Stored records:

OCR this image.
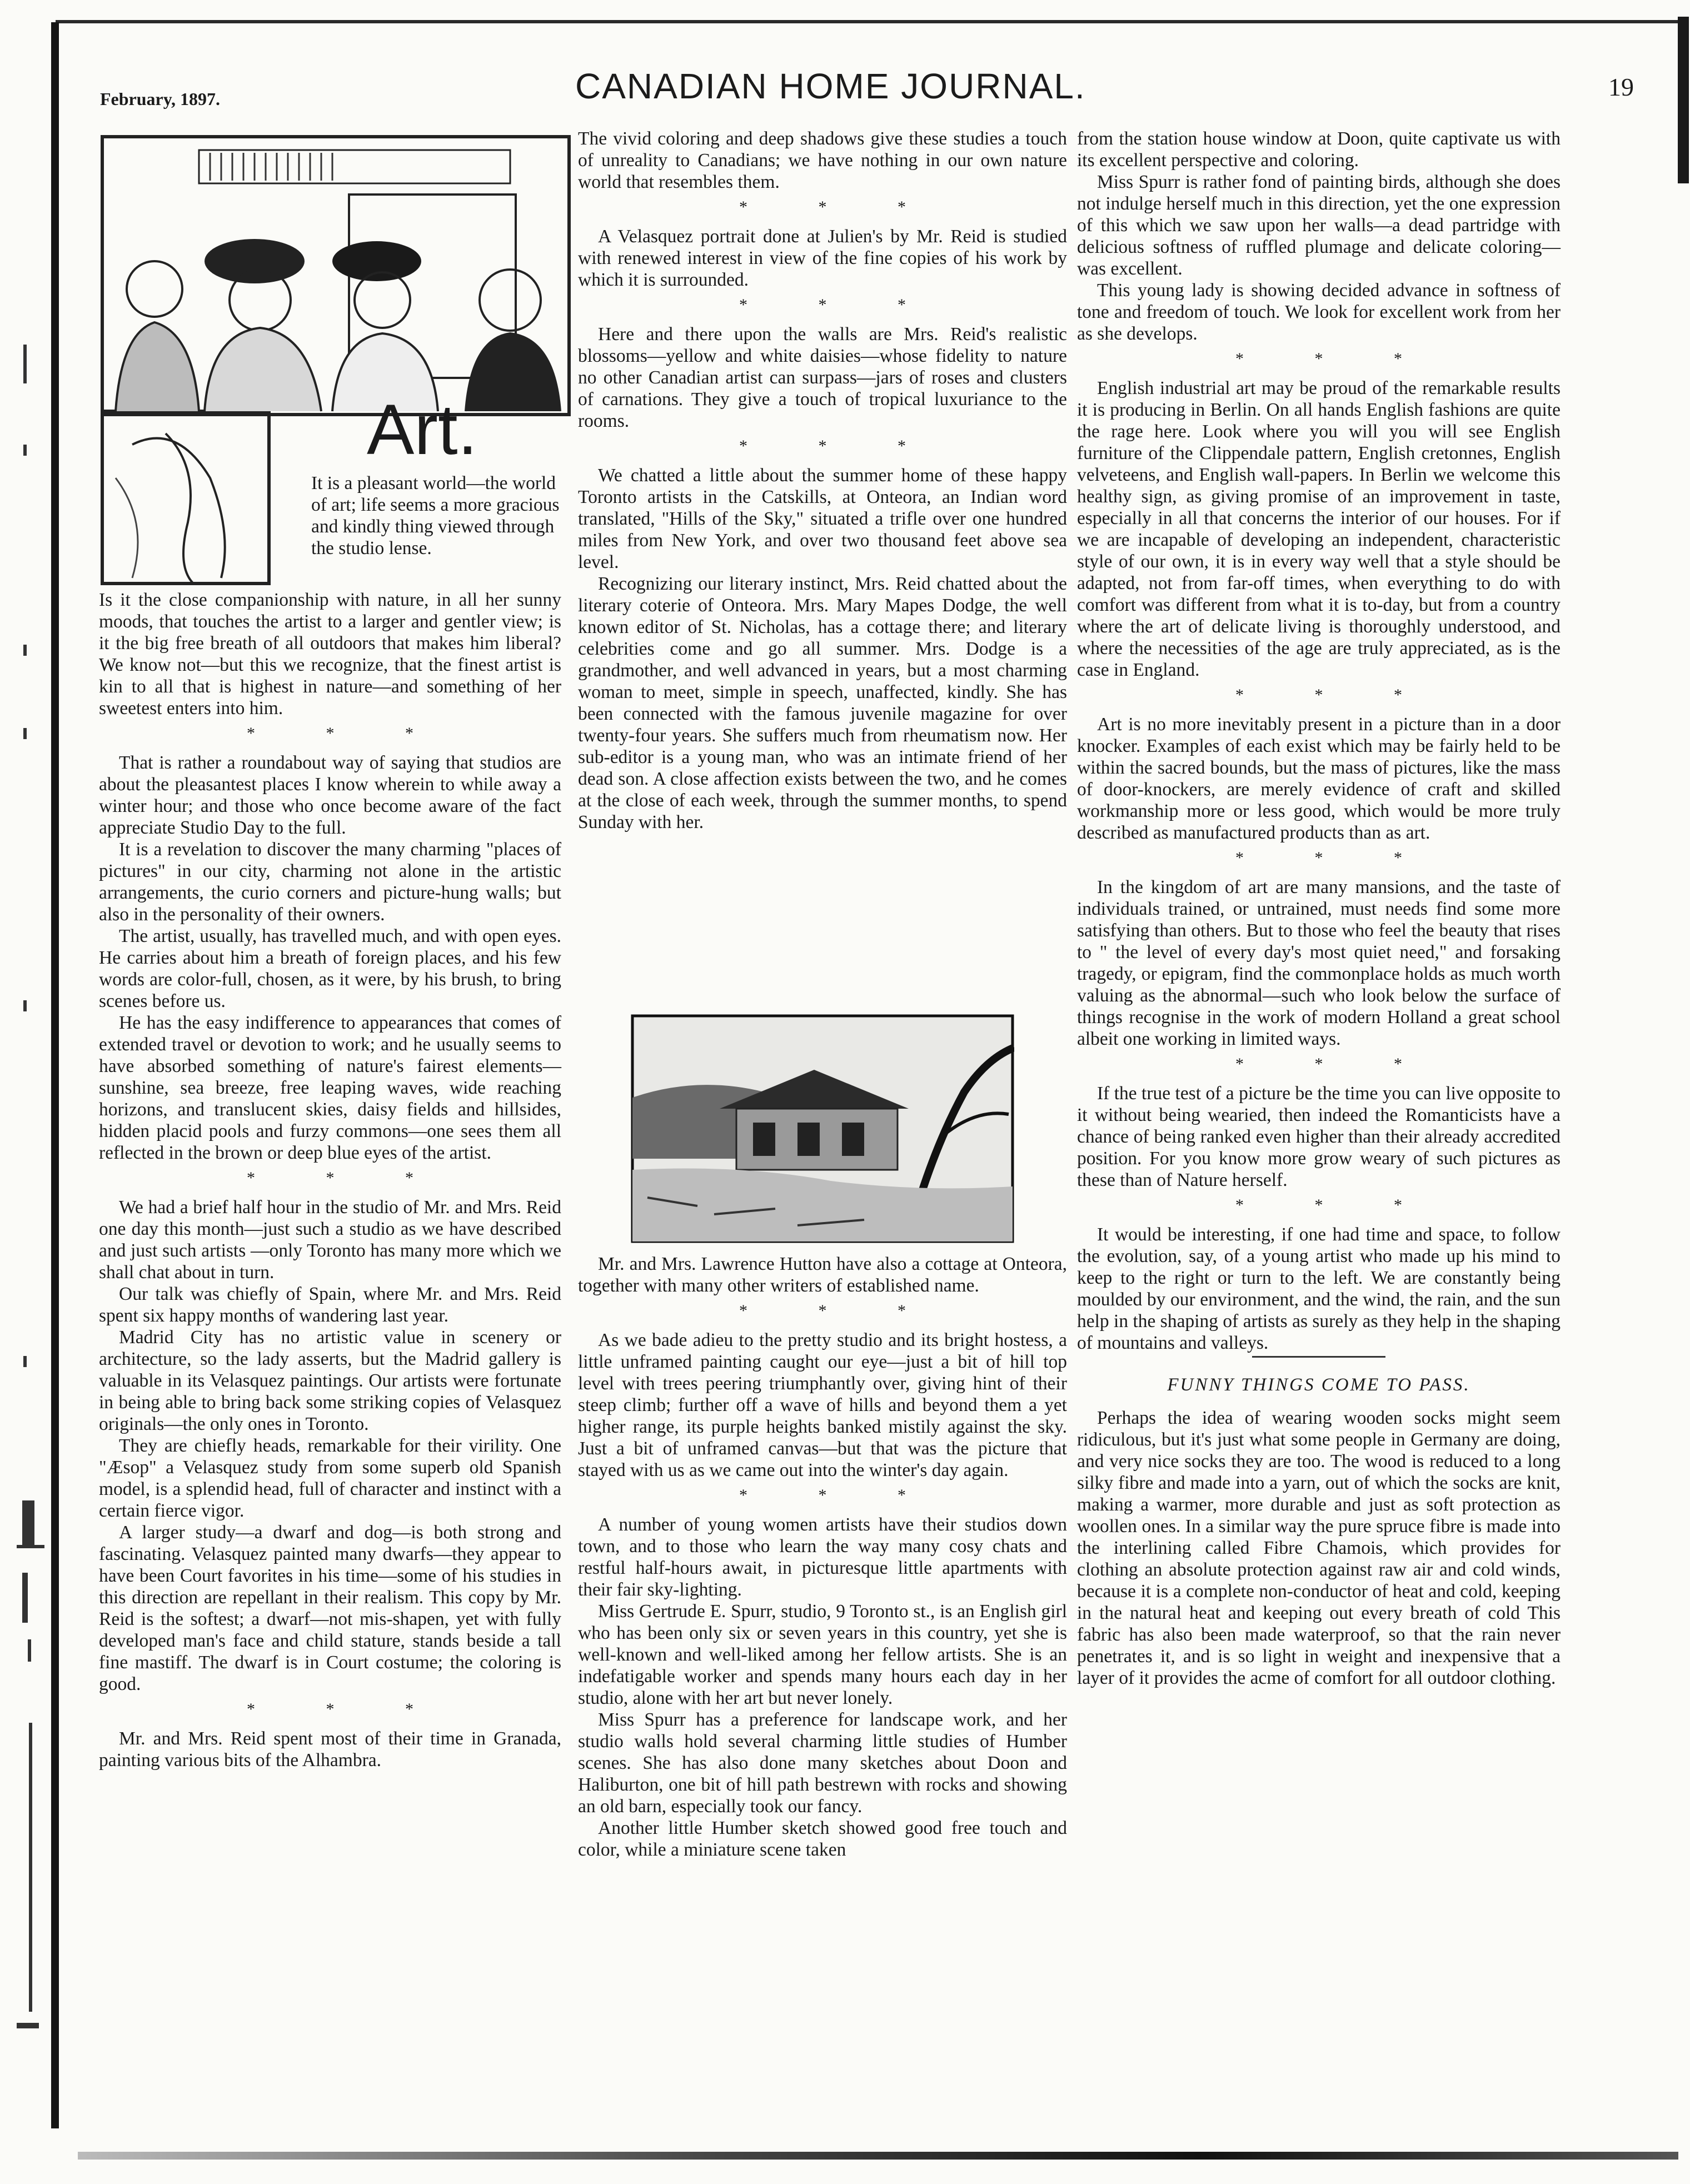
February, 1897.	CANADIAN HOME JOURNAL.	19
Art.

It is a pleasant world—the world of art; life seems a more gracious and kindly thing viewed through the studio lense.

Is it the close companionship with nature, in all her sunny moods, that touches the artist to a larger and gentler view; is it the big free breath of all outdoors that makes him liberal? We know not—but this we recognize, that the finest artist is kin to all that is highest in nature—and something of her sweetest enters into him.

* * *

That is rather a roundabout way of saying that studios are about the pleasantest places I know wherein to while away a winter hour; and those who once become aware of the fact appreciate Studio Day to the full.

It is a revelation to discover the many charming "places of pictures" in our city, charming not alone in the artistic arrangements, the curio corners and picture-hung walls; but also in the personality of their owners.

The artist, usually, has travelled much, and with open eyes. He carries about him a breath of foreign places, and his few words are color-full, chosen, as it were, by his brush, to bring scenes before us.

He has the easy indifference to appearances that comes of extended travel or devotion to work; and he usually seems to have absorbed something of nature's fairest elements—sunshine, sea breeze, free leaping waves, wide reaching horizons, and translucent skies, daisy fields and hillsides, hidden placid pools and furzy commons—one sees them all reflected in the brown or deep blue eyes of the artist.

* * *

We had a brief half hour in the studio of Mr. and Mrs. Reid one day this month—just such a studio as we have described and just such artists —only Toronto has many more which we shall chat about in turn.

Our talk was chiefly of Spain, where Mr. and Mrs. Reid spent six happy months of wandering last year.

Madrid City has no artistic value in scenery or architecture, so the lady asserts, but the Madrid gallery is valuable in its Velasquez paintings. Our artists were fortunate in being able to bring back some striking copies of Velasquez originals—the only ones in Toronto.

They are chiefly heads, remarkable for their virility. One "Æsop" a Velasquez study from some superb old Spanish model, is a splendid head, full of character and instinct with a certain fierce vigor.

A larger study—a dwarf and dog—is both strong and fascinating. Velasquez painted many dwarfs—they appear to have been Court favorites in his time—some of his studies in this direction are repellant in their realism. This copy by Mr. Reid is the softest; a dwarf—not mis-shapen, yet with fully developed man's face and child stature, stands beside a tall fine mastiff. The dwarf is in Court costume; the coloring is good.

* * *

Mr. and Mrs. Reid spent most of their time in Granada, painting various bits of the Alhambra.

The vivid coloring and deep shadows give these studies a touch of unreality to Canadians; we have nothing in our own nature world that resembles them.

* * *

A Velasquez portrait done at Julien's by Mr. Reid is studied with renewed interest in view of the fine copies of his work by which it is surrounded.

* * *

Here and there upon the walls are Mrs. Reid's realistic blossoms—yellow and white daisies—whose fidelity to nature no other Canadian artist can surpass—jars of roses and clusters of carnations. They give a touch of tropical luxuriance to the rooms.

* * *

We chatted a little about the summer home of these happy Toronto artists in the Catskills, at Onteora, an Indian word translated, "Hills of the Sky," situated a trifle over one hundred miles from New York, and over two thousand feet above sea level.

Recognizing our literary instinct, Mrs. Reid chatted about the literary coterie of Onteora. Mrs. Mary Mapes Dodge, the well known editor of St. Nicholas, has a cottage there; and literary celebrities come and go all summer. Mrs. Dodge is a grandmother, and well advanced in years, but a most charming woman to meet, simple in speech, unaffected, kindly. She has been connected with the famous juvenile magazine for over twenty-four years. She suffers much from rheumatism now. Her sub-editor is a young man, who was an intimate friend of her dead son. A close affection exists between the two, and he comes at the close of each week, through the summer months, to spend Sunday with her.

Mr. and Mrs. Lawrence Hutton have also a cottage at Onteora, together with many other writers of established name.

* * *

As we bade adieu to the pretty studio and its bright hostess, a little unframed painting caught our eye—just a bit of hill top level with trees peering triumphantly over, giving hint of their steep climb; further off a wave of hills and beyond them a yet higher range, its purple heights banked mistily against the sky. Just a bit of unframed canvas—but that was the picture that stayed with us as we came out into the winter's day again.

* * *

A number of young women artists have their studios down town, and to those who learn the way many cosy chats and restful half-hours await, in picturesque little apartments with their fair sky-lighting.

Miss Gertrude E. Spurr, studio, 9 Toronto st., is an English girl who has been only six or seven years in this country, yet she is well-known and well-liked among her fellow artists. She is an indefatigable worker and spends many hours each day in her studio, alone with her art but never lonely.

Miss Spurr has a preference for landscape work, and her studio walls hold several charming little studies of Humber scenes. She has also done many sketches about Doon and Haliburton, one bit of hill path bestrewn with rocks and showing an old barn, especially took our fancy.

Another little Humber sketch showed good free touch and color, while a miniature scene taken

from the station house window at Doon, quite captivate us with its excellent perspective and coloring.

Miss Spurr is rather fond of painting birds, although she does not indulge herself much in this direction, yet the one expression of this which we saw upon her walls—a dead partridge with delicious softness of ruffled plumage and delicate coloring—was excellent.

This young lady is showing decided advance in softness of tone and freedom of touch. We look for excellent work from her as she develops.

* * *

English industrial art may be proud of the remarkable results it is producing in Berlin. On all hands English fashions are quite the rage here. Look where you will you will see English furniture of the Clippendale pattern, English cretonnes, English velveteens, and English wall-papers. In Berlin we welcome this healthy sign, as giving promise of an improvement in taste, especially in all that concerns the interior of our houses. For if we are incapable of developing an independent, characteristic style of our own, it is in every way well that a style should be adapted, not from far-off times, when everything to do with comfort was different from what it is to-day, but from a country where the art of delicate living is thoroughly understood, and where the necessities of the age are truly appreciated, as is the case in England.

* * *

Art is no more inevitably present in a picture than in a door knocker. Examples of each exist which may be fairly held to be within the sacred bounds, but the mass of pictures, like the mass of door-knockers, are merely evidence of craft and skilled workmanship more or less good, which would be more truly described as manufactured products than as art.

* * *

In the kingdom of art are many mansions, and the taste of individuals trained, or untrained, must needs find some more satisfying than others. But to those who feel the beauty that rises to " the level of every day's most quiet need," and forsaking tragedy, or epigram, find the commonplace holds as much worth valuing as the abnormal—such who look below the surface of things recognise in the work of modern Holland a great school albeit one working in limited ways.

* * *

If the true test of a picture be the time you can live opposite to it without being wearied, then indeed the Romanticists have a chance of being ranked even higher than their already accredited position. For you know more grow weary of such pictures as these than of Nature herself.

* * *

It would be interesting, if one had time and space, to follow the evolution, say, of a young artist who made up his mind to keep to the right or turn to the left. We are constantly being moulded by our environment, and the wind, the rain, and the sun help in the shaping of artists as surely as they help in the shaping of mountains and valleys.

FUNNY THINGS COME TO PASS.

Perhaps the idea of wearing wooden socks might seem ridiculous, but it's just what some people in Germany are doing, and very nice socks they are too. The wood is reduced to a long silky fibre and made into a yarn, out of which the socks are knit, making a warmer, more durable and just as soft protection as woollen ones. In a similar way the pure spruce fibre is made into the interlining called Fibre Chamois, which provides for clothing an absolute protection against raw air and cold winds, because it is a complete non-conductor of heat and cold, keeping in the natural heat and keeping out every breath of cold This fabric has also been made waterproof, so that the rain never penetrates it, and is so light in weight and inexpensive that a layer of it provides the acme of comfort for all outdoor clothing.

> What you are asked to do
Within the listing above, find every line containing the string "happy" and return it.

> Written solution
Our talk was chiefly of Spain, where Mr. and Mrs. Reid spent six happy months of wandering last year.
We chatted a little about the summer home of these happy Toronto artists in the Catskills, at Onteora, an Indian word translated, "Hills of the Sky," situated a trifle over one hundred miles from New York, and over two thousand feet above sea level.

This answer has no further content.